§ Given request
In the entries below, find the lines with the word "collaboration" and copy them.

§ The records
════════

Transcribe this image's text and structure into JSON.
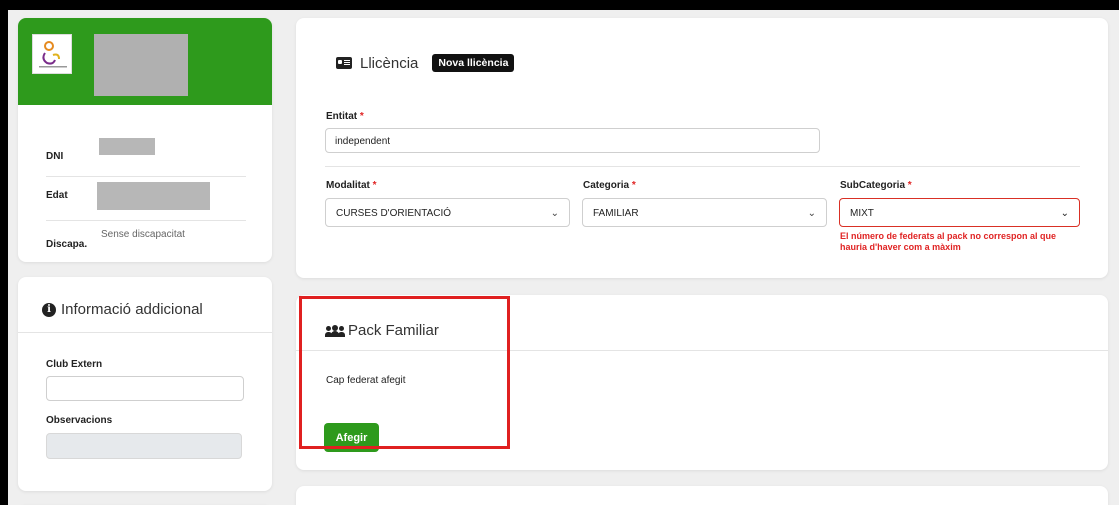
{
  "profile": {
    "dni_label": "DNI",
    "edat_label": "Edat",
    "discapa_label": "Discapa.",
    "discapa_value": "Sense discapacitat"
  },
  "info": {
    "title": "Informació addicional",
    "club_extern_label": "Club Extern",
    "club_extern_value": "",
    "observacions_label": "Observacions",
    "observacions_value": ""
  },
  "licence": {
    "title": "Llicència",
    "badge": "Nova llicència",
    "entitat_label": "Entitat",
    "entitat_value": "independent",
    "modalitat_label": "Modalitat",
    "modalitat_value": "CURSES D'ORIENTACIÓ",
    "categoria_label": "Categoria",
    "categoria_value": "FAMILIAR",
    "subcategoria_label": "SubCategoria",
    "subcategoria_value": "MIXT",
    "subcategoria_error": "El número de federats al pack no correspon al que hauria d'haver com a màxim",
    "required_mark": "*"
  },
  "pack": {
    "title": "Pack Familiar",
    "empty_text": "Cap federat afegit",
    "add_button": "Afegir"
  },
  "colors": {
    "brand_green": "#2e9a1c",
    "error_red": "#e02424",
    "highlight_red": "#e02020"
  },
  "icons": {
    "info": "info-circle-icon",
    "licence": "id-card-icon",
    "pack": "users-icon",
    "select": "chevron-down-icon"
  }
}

════════

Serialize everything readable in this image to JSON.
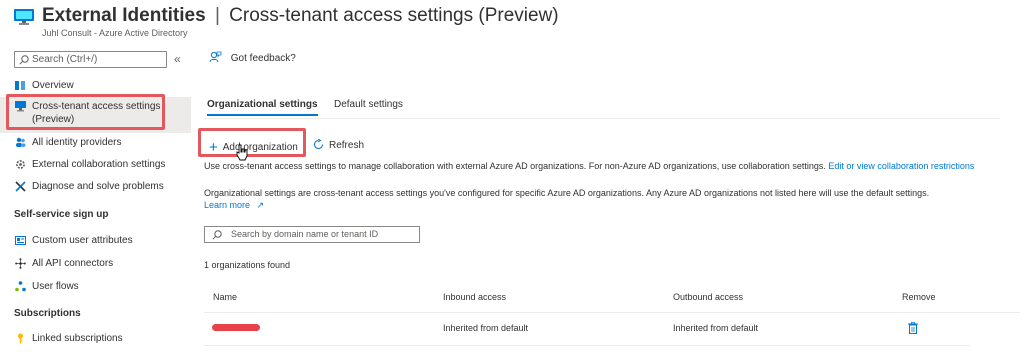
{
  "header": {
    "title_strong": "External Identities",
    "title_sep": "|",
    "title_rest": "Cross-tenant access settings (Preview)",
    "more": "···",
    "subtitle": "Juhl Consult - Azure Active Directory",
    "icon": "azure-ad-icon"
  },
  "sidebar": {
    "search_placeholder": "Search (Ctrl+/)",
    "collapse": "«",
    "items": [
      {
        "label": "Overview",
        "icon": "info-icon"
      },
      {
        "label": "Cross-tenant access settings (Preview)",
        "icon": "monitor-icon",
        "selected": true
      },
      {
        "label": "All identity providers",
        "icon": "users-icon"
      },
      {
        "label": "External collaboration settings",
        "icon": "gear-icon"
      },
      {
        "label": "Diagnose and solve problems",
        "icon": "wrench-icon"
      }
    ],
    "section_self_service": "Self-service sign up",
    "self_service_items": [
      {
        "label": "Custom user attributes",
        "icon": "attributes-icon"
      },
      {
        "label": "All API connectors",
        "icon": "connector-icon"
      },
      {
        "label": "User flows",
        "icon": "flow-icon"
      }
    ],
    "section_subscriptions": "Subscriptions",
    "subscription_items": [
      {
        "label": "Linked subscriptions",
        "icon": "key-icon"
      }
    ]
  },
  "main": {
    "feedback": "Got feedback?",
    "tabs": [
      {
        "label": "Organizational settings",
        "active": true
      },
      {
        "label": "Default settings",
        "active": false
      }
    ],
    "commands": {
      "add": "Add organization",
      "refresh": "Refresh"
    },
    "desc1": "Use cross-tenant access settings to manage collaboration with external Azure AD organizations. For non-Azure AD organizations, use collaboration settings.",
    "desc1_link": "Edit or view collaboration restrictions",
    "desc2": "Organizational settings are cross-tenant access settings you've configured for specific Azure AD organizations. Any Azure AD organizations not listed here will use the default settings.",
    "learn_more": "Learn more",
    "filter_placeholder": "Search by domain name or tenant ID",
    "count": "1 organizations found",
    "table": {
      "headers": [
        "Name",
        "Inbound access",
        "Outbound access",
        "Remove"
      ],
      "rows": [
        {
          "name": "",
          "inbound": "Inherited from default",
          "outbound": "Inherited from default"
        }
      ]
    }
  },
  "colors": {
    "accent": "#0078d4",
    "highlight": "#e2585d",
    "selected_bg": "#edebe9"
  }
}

════════

§ Expected output
        "label": "External collaboration settings",
    "desc1": "Use cross-tenant access settings to manage collaboration with external Azure AD organizations. For non-Azure AD organizations, use collaboration settings.",
    "desc1_link": "Edit or view collaboration restrictions",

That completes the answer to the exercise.